(Short exercise)
Return each line holding the string "Deuda".

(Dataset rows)
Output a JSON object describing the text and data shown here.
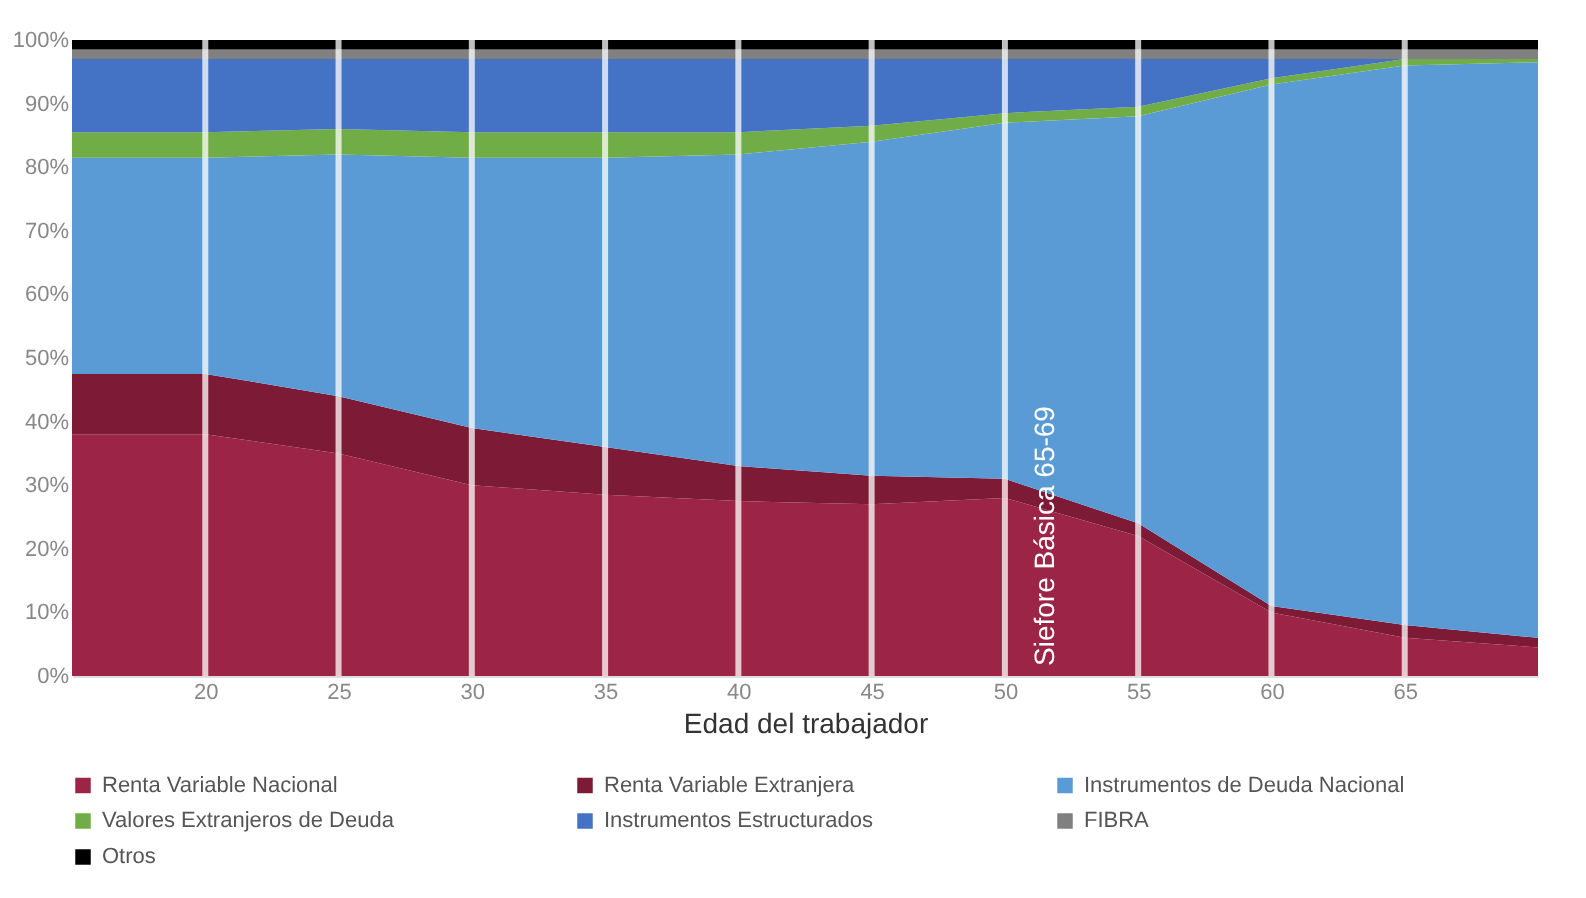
{
  "chart_data": {
    "type": "area",
    "stacked": true,
    "xlabel": "Edad del trabajador",
    "x": [
      15,
      20,
      25,
      30,
      35,
      40,
      45,
      50,
      55,
      60,
      65,
      70
    ],
    "xlim": [
      15,
      70
    ],
    "xticks": [
      20,
      25,
      30,
      35,
      40,
      45,
      50,
      55,
      60,
      65
    ],
    "ylim": [
      0,
      100
    ],
    "yticks": [
      {
        "value": 0,
        "label": "0%"
      },
      {
        "value": 10,
        "label": "10%"
      },
      {
        "value": 20,
        "label": "20%"
      },
      {
        "value": 30,
        "label": "30%"
      },
      {
        "value": 40,
        "label": "40%"
      },
      {
        "value": 50,
        "label": "50%"
      },
      {
        "value": 60,
        "label": "60%"
      },
      {
        "value": 70,
        "label": "70%"
      },
      {
        "value": 80,
        "label": "80%"
      },
      {
        "value": 90,
        "label": "90%"
      },
      {
        "value": 100,
        "label": "100%"
      }
    ],
    "grid": "x",
    "legend": "bottom",
    "series": [
      {
        "name": "Renta Variable Nacional",
        "color": "#9c2447",
        "values": [
          38,
          38,
          35,
          30,
          28.5,
          27.5,
          27,
          28,
          22,
          10,
          6,
          4.5
        ]
      },
      {
        "name": "Renta Variable Extranjera",
        "color": "#7d1a35",
        "values": [
          9.5,
          9.5,
          9,
          9,
          7.5,
          5.5,
          4.5,
          3,
          2,
          1,
          2,
          1.5
        ]
      },
      {
        "name": "Instrumentos de Deuda Nacional",
        "color": "#5b9bd5",
        "values": [
          34,
          34,
          38,
          42.5,
          45.5,
          49,
          52.5,
          56,
          64,
          82,
          88,
          90.5
        ]
      },
      {
        "name": "Valores Extranjeros de Deuda",
        "color": "#70ad47",
        "values": [
          4,
          4,
          4,
          4,
          4,
          3.5,
          2.5,
          1.5,
          1.5,
          1,
          1,
          0.5
        ]
      },
      {
        "name": "Instrumentos Estructurados",
        "color": "#4472c4",
        "values": [
          11.5,
          11.5,
          11,
          11.5,
          11.5,
          11.5,
          10.5,
          8.5,
          7.5,
          3,
          0,
          0
        ]
      },
      {
        "name": "FIBRA",
        "color": "#808080",
        "values": [
          1.5,
          1.5,
          1.5,
          1.5,
          1.5,
          1.5,
          1.5,
          1.5,
          1.5,
          1.5,
          1.5,
          1.5
        ]
      },
      {
        "name": "Otros",
        "color": "#000000",
        "values": [
          1.5,
          1.5,
          1.5,
          1.5,
          1.5,
          1.5,
          1.5,
          1.5,
          1.5,
          1.5,
          1.5,
          1.5
        ]
      }
    ],
    "annotations": [
      "Siefore Básica 65-69"
    ]
  }
}
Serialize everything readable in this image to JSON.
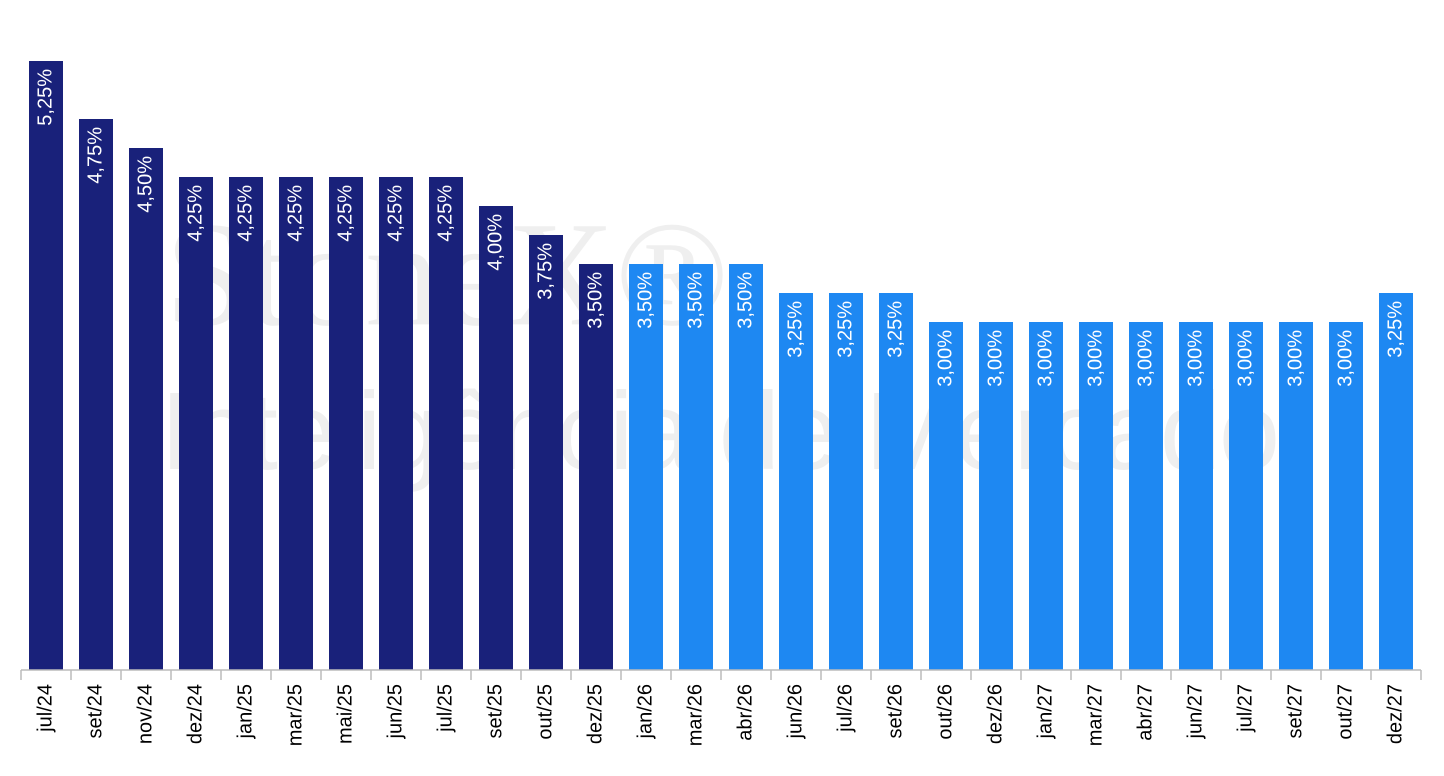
{
  "chart_data": {
    "type": "bar",
    "watermark": [
      "StoneX®",
      "Inteligência de Mercado"
    ],
    "categories": [
      "jul/24",
      "set/24",
      "nov/24",
      "dez/24",
      "jan/25",
      "mar/25",
      "mai/25",
      "jun/25",
      "jul/25",
      "set/25",
      "out/25",
      "dez/25",
      "jan/26",
      "mar/26",
      "abr/26",
      "jun/26",
      "jul/26",
      "set/26",
      "out/26",
      "dez/26",
      "jan/27",
      "mar/27",
      "abr/27",
      "jun/27",
      "jul/27",
      "set/27",
      "out/27",
      "dez/27"
    ],
    "values": [
      5.25,
      4.75,
      4.5,
      4.25,
      4.25,
      4.25,
      4.25,
      4.25,
      4.25,
      4.0,
      3.75,
      3.5,
      3.5,
      3.5,
      3.5,
      3.25,
      3.25,
      3.25,
      3.0,
      3.0,
      3.0,
      3.0,
      3.0,
      3.0,
      3.0,
      3.0,
      3.0,
      3.25
    ],
    "value_labels": [
      "5,25%",
      "4,75%",
      "4,50%",
      "4,25%",
      "4,25%",
      "4,25%",
      "4,25%",
      "4,25%",
      "4,25%",
      "4,00%",
      "3,75%",
      "3,50%",
      "3,50%",
      "3,50%",
      "3,50%",
      "3,25%",
      "3,25%",
      "3,25%",
      "3,00%",
      "3,00%",
      "3,00%",
      "3,00%",
      "3,00%",
      "3,00%",
      "3,00%",
      "3,00%",
      "3,00%",
      "3,25%"
    ],
    "colors": [
      "#19217a",
      "#19217a",
      "#19217a",
      "#19217a",
      "#19217a",
      "#19217a",
      "#19217a",
      "#19217a",
      "#19217a",
      "#19217a",
      "#19217a",
      "#19217a",
      "#1e88f2",
      "#1e88f2",
      "#1e88f2",
      "#1e88f2",
      "#1e88f2",
      "#1e88f2",
      "#1e88f2",
      "#1e88f2",
      "#1e88f2",
      "#1e88f2",
      "#1e88f2",
      "#1e88f2",
      "#1e88f2",
      "#1e88f2",
      "#1e88f2",
      "#1e88f2"
    ],
    "ylim": [
      0,
      5.25
    ]
  }
}
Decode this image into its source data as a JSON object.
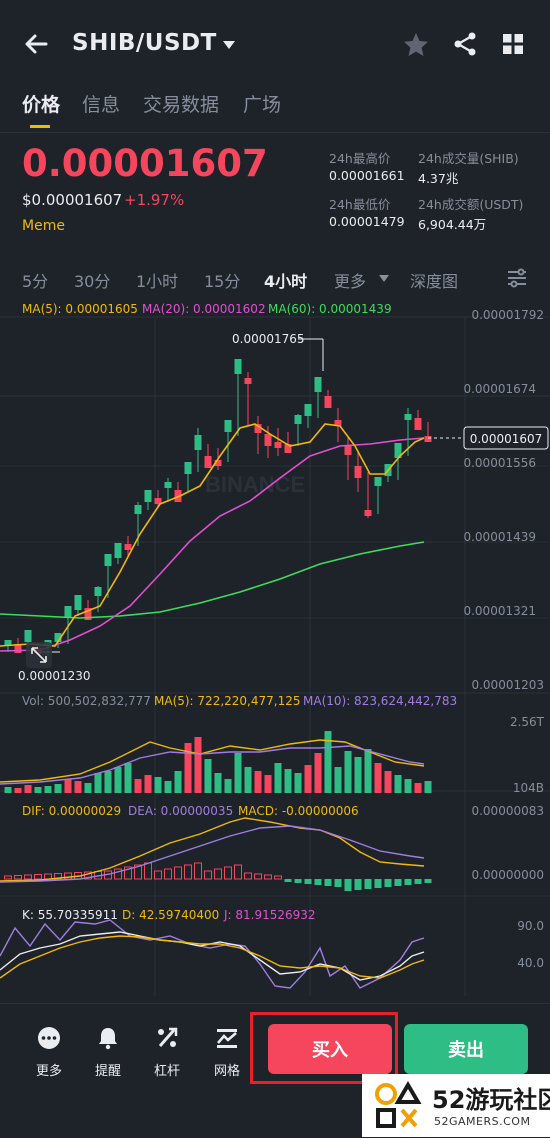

(Solution to this problem)
        "name": "Instrumentos de Deuda Nacional",
        "name": "Valores Extranjeros de Deuda",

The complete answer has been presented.